**Text provided**:
------------------------------------

To these abodes the entrances were only some two or three feet high, and

after crawling through, the visitor who entered at night would see the

master of the house, his wives, his children, his slaves, indeed all his

household, to the number of twenty or thirty, lying on mats in rows down

either side, with their heads to the walls and their feet to the centre,

leaving a path down the middle. In these rooms they slept, with a fire

burning all night, till, what with the smoke and the breaths of so many

people, the place was stifling. The roofs were only four feet higher

than the ground outside, but, then, inside, the earth was hollowed a

foot or two to make the floor so that a man could just stand upright.

These houses were gathered in little villages, often pleasantly situated

beside a stream, or on the sea-shore; but sometimes for defence they

were placed on a hill and surrounded by high fences with ditches and

earthen walls so as to make a great stronghold of the kind they called

a "pah". The trenches were sometimes twenty or thirty feet deep; but

generally the pah was built so that a rapid river or high precipices

would defend two or three sides of it, while only the sides not so

guarded by nature were secured by ditches and a double row of palisades.

------------------------------------

**Dataset records**:
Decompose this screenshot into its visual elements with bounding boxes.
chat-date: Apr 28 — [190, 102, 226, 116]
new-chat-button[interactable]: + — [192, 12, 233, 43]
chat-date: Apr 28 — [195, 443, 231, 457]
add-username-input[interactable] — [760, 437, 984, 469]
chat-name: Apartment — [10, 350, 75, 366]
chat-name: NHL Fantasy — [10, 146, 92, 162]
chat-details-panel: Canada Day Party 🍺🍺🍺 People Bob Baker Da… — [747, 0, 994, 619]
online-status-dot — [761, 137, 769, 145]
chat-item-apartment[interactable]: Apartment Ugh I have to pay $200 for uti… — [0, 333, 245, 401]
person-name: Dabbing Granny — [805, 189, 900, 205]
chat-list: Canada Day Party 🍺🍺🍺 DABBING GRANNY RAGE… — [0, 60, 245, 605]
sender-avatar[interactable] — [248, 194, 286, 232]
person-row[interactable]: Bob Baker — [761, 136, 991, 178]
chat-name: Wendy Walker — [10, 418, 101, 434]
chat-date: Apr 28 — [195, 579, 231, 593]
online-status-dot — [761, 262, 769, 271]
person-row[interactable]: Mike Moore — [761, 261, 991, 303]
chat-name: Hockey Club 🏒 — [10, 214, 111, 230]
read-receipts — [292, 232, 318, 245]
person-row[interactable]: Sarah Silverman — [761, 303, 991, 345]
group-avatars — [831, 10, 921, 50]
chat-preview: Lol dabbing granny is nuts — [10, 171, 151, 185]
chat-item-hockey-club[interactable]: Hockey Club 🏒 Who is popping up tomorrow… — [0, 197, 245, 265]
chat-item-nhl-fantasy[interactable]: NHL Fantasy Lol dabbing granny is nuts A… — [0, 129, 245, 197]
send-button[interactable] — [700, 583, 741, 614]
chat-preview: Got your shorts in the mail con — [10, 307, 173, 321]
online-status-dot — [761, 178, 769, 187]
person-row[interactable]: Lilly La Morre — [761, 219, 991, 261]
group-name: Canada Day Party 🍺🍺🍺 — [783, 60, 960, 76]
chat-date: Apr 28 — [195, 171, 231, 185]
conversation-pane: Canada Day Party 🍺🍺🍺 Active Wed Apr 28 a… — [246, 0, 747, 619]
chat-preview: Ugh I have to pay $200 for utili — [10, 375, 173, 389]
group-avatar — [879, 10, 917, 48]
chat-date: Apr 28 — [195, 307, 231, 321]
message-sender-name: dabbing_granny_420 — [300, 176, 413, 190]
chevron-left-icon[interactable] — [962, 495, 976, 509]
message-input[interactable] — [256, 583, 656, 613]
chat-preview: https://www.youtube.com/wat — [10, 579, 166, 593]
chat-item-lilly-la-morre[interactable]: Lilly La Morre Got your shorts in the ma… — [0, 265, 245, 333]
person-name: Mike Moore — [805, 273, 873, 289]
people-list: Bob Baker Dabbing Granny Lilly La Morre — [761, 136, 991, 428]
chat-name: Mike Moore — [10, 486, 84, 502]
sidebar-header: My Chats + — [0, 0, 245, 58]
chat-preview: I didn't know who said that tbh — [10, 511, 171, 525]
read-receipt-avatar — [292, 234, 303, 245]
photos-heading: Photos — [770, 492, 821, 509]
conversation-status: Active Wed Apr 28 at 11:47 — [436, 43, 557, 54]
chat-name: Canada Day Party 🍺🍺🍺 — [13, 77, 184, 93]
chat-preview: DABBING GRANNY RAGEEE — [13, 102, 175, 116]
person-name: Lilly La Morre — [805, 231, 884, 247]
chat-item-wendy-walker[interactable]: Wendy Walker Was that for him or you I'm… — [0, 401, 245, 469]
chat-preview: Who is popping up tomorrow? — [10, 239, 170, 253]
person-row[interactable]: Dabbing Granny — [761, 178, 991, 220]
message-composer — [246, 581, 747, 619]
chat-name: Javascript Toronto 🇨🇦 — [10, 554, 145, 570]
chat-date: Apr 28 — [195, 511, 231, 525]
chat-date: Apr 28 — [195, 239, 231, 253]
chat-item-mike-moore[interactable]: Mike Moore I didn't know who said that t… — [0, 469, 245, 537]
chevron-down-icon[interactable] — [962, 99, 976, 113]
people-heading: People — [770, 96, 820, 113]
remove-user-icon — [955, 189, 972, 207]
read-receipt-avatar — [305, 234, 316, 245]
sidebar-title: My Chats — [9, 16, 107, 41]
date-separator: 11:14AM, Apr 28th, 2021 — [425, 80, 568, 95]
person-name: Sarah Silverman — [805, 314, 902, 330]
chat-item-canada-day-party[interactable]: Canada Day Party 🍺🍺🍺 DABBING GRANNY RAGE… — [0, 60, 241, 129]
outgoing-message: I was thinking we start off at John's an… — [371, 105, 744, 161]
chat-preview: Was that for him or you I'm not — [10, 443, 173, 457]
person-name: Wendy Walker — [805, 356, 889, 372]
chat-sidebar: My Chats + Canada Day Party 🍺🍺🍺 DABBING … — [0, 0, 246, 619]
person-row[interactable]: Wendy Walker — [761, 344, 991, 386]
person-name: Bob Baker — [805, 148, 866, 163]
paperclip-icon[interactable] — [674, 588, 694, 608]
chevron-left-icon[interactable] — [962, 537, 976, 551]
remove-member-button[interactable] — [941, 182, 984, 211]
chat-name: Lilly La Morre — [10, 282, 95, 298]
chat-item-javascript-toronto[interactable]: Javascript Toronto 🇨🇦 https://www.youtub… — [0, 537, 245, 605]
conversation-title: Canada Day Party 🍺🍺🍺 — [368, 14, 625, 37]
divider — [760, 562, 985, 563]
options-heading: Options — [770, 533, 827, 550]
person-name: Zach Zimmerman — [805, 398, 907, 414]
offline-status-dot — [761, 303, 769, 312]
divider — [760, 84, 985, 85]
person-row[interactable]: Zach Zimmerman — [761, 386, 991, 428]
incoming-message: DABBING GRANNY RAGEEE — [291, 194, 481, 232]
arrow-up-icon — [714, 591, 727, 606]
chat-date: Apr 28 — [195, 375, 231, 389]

------------------------------------

**Problem requirements**: Return, without alteration, the portion of the passage on houses and fortified villages between "beside a stream, or" and "row of palisades.", inclusive.

**Written reply**:
beside a stream, or on the sea-shore; but sometimes for defence they

were placed on a hill and surrounded by high fences with ditches and

earthen walls so as to make a great stronghold of the kind they called

a "pah". The trenches were sometimes twenty or thirty feet deep; but

generally the pah was built so that a rapid river or high precipices

would defend two or three sides of it, while only the sides not so

guarded by nature were secured by ditches and a double row of palisades.